### Task directions
Rewrite the listing from the line with "group-by-select[interactable]: None [1059, 182, 1547, 214]" up to and including the line with "choose-report-label: Choose Report", changing "No filter selected" to "No filter applied" and leaving everything else as it is. Return only those lines.

### Provided records
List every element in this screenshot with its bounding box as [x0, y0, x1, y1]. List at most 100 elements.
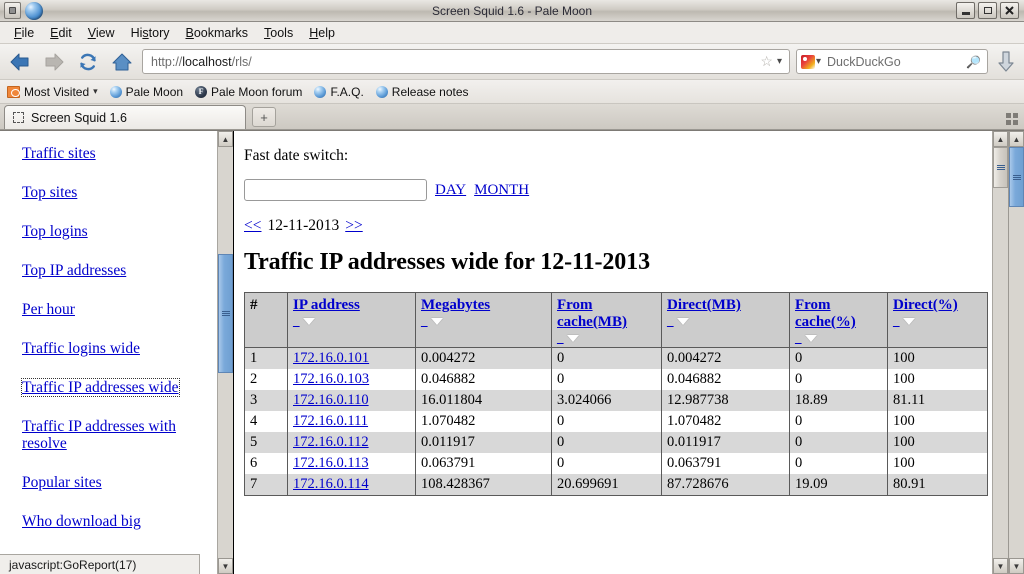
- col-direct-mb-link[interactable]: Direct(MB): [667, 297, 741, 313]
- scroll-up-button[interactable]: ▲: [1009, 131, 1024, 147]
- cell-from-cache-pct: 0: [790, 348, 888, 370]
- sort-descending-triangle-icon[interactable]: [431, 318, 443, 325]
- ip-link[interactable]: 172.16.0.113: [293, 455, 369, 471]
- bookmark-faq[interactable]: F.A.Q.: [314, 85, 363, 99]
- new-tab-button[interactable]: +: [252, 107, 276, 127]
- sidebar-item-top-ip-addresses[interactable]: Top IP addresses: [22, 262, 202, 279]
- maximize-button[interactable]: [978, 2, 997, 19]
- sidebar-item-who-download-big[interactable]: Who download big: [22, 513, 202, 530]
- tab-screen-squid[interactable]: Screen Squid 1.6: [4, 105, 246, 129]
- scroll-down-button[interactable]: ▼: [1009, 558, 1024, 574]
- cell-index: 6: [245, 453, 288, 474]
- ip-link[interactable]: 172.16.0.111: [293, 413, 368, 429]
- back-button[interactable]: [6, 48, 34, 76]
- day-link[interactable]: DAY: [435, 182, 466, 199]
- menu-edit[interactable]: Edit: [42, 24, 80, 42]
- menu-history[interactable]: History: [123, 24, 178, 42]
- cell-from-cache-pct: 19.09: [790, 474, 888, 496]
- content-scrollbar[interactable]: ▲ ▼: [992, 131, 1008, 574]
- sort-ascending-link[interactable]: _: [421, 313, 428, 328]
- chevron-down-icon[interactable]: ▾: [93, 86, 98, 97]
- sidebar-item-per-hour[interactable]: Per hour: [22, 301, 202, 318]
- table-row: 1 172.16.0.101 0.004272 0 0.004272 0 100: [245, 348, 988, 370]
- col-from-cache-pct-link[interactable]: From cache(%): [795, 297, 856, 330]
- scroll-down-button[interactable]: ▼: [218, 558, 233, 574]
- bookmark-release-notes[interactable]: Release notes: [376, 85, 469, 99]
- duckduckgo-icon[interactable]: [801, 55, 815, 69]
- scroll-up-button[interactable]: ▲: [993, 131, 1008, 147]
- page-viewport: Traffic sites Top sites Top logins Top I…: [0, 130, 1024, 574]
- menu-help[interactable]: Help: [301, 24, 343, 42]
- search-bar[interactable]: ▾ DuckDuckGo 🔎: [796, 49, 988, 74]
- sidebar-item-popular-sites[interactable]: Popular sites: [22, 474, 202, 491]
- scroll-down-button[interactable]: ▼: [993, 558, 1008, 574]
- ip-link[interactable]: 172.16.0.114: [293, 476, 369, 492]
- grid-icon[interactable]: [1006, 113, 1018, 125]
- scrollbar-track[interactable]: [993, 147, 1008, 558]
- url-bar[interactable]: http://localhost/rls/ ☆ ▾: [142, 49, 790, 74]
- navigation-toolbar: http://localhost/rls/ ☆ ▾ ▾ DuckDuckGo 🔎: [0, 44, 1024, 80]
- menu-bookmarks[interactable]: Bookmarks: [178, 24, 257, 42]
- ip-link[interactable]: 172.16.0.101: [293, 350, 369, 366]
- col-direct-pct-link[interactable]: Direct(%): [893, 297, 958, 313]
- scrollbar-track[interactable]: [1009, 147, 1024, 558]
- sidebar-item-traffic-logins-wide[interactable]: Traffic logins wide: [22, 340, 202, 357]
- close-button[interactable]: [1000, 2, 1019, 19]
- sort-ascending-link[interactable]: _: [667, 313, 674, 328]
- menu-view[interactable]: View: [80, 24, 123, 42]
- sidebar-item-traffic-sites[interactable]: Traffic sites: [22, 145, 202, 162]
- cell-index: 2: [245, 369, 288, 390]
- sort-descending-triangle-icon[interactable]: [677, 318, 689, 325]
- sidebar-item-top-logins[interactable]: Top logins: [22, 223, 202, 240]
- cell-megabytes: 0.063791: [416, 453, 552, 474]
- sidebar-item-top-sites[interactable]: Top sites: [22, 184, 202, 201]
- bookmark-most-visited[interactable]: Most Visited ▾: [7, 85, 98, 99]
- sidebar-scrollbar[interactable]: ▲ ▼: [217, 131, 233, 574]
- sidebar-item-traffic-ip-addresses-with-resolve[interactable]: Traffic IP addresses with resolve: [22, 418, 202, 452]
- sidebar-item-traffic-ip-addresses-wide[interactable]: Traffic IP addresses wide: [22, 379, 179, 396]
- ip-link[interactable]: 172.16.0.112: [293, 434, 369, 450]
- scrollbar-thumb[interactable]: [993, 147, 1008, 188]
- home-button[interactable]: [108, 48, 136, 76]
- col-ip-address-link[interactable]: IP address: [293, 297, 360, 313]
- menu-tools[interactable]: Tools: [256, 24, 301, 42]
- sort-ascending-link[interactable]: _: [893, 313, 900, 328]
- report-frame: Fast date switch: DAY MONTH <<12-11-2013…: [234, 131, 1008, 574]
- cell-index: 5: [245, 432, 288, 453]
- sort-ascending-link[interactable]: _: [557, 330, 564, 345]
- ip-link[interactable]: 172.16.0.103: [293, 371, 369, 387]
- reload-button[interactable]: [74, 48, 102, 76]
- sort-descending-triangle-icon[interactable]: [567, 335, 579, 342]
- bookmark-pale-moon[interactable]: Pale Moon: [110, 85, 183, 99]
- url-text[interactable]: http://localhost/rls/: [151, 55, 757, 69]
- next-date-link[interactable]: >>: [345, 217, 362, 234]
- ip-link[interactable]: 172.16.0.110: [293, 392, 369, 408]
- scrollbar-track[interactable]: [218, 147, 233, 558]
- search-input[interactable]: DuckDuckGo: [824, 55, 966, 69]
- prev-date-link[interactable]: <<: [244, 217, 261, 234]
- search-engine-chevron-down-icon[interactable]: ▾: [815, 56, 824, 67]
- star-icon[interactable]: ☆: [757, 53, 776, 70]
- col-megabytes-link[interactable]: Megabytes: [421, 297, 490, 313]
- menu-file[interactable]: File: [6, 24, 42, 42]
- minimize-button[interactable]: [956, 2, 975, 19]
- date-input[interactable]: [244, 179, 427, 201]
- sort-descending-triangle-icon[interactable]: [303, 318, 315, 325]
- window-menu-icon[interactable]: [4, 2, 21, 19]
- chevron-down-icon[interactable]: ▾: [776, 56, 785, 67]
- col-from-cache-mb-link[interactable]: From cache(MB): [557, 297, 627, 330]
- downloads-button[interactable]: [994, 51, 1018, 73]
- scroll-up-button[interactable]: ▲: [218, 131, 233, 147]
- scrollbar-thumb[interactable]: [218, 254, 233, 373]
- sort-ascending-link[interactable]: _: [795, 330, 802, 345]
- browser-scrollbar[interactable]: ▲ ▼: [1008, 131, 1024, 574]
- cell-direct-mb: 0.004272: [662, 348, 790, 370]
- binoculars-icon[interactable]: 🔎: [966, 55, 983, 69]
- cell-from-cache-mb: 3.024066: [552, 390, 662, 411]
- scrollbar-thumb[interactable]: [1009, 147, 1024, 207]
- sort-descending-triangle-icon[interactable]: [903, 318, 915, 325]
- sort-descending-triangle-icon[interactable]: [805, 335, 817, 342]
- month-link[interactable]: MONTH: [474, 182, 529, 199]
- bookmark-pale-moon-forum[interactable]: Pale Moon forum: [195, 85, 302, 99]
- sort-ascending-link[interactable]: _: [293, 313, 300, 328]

==

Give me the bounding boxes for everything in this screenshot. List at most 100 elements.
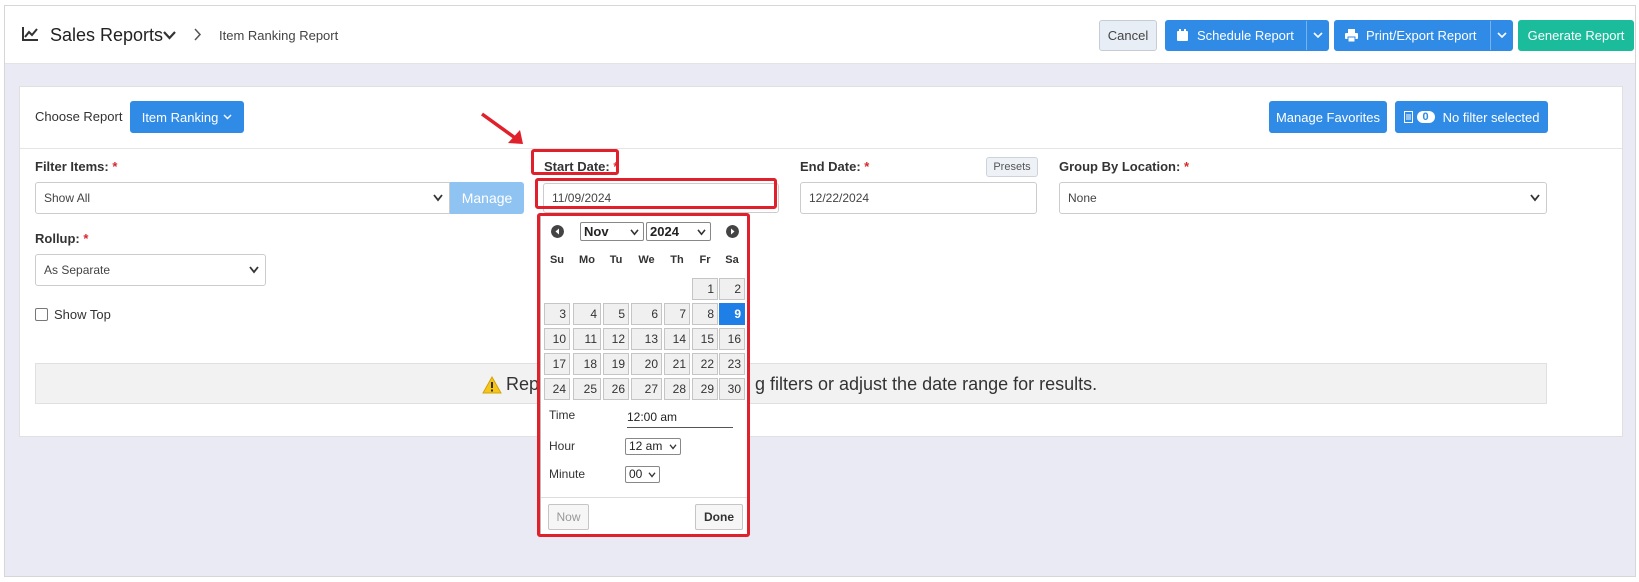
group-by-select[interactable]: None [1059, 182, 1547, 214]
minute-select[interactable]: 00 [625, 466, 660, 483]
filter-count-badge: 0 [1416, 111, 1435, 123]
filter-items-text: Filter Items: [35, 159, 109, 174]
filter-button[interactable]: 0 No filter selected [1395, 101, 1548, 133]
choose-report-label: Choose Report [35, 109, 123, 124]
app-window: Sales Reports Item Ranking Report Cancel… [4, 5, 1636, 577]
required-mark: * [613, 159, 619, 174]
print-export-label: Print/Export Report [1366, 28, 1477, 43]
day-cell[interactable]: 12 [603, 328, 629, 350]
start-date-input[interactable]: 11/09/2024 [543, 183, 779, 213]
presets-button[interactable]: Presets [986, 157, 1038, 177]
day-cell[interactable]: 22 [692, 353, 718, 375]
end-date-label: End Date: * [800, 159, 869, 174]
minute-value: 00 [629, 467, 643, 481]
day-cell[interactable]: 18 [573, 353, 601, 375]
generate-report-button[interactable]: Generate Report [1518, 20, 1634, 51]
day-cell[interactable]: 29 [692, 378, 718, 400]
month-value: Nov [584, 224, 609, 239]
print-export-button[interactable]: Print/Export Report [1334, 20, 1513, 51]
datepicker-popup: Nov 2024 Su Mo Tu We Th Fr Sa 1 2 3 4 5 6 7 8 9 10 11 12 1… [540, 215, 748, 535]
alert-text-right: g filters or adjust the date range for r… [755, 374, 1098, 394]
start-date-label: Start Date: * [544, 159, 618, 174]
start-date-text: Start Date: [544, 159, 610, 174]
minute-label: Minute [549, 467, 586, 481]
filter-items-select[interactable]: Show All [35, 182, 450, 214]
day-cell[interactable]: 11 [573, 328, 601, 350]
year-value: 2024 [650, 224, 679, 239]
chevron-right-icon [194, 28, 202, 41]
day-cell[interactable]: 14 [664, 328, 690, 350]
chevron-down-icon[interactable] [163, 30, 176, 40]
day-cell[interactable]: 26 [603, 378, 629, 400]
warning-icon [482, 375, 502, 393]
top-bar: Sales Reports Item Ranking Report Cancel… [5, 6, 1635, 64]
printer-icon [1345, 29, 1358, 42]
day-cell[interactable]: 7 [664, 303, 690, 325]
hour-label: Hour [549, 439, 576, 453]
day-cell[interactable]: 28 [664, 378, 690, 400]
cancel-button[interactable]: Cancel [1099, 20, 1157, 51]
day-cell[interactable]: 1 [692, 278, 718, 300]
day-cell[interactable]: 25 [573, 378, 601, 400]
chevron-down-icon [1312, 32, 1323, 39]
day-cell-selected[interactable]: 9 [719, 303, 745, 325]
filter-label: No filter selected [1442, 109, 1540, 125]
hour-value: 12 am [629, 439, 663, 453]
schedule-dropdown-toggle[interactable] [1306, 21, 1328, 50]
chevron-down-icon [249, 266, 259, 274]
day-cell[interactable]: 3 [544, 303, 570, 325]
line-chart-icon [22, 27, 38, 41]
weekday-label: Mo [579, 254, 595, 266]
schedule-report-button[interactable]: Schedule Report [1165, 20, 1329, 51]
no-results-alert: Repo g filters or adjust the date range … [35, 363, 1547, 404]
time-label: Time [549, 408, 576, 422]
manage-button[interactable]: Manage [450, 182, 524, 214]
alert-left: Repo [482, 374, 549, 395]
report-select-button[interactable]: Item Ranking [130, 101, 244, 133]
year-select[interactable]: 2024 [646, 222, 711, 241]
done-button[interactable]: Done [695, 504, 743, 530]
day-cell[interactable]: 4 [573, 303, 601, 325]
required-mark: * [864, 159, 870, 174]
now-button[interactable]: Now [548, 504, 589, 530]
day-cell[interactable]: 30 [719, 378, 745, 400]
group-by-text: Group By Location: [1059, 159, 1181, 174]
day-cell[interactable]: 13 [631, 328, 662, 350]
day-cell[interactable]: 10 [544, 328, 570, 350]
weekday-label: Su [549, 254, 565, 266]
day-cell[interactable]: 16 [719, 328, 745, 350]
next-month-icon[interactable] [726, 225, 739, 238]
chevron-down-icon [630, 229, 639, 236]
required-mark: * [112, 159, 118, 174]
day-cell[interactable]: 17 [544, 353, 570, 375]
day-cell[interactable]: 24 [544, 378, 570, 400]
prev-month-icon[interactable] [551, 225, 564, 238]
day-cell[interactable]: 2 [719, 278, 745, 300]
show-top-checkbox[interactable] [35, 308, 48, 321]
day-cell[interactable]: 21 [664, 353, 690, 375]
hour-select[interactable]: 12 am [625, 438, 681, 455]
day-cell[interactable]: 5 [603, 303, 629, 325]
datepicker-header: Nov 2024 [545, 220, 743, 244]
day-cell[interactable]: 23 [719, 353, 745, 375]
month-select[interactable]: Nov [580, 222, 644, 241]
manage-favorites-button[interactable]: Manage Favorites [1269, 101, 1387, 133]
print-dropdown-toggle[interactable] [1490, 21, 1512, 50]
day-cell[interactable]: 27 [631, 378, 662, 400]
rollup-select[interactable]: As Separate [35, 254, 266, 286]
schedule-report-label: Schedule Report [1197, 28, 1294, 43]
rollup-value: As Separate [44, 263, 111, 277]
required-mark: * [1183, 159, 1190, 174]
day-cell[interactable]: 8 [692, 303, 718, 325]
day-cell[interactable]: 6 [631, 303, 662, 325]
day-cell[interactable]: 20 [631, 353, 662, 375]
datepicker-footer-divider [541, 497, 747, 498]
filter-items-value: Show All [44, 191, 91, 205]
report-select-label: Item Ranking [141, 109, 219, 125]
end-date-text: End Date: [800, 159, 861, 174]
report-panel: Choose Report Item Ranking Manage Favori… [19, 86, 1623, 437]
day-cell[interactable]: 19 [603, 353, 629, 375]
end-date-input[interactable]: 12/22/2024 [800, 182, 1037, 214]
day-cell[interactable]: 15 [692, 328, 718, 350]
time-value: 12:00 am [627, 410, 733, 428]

### Reply
group-by-select[interactable]: None [1059, 182, 1547, 214]
minute-select[interactable]: 00 [625, 466, 660, 483]
filter-count-badge: 0 [1416, 111, 1435, 123]
filter-items-text: Filter Items: [35, 159, 109, 174]
filter-button[interactable]: 0 No filter applied [1395, 101, 1548, 133]
choose-report-label: Choose Report [35, 109, 123, 124]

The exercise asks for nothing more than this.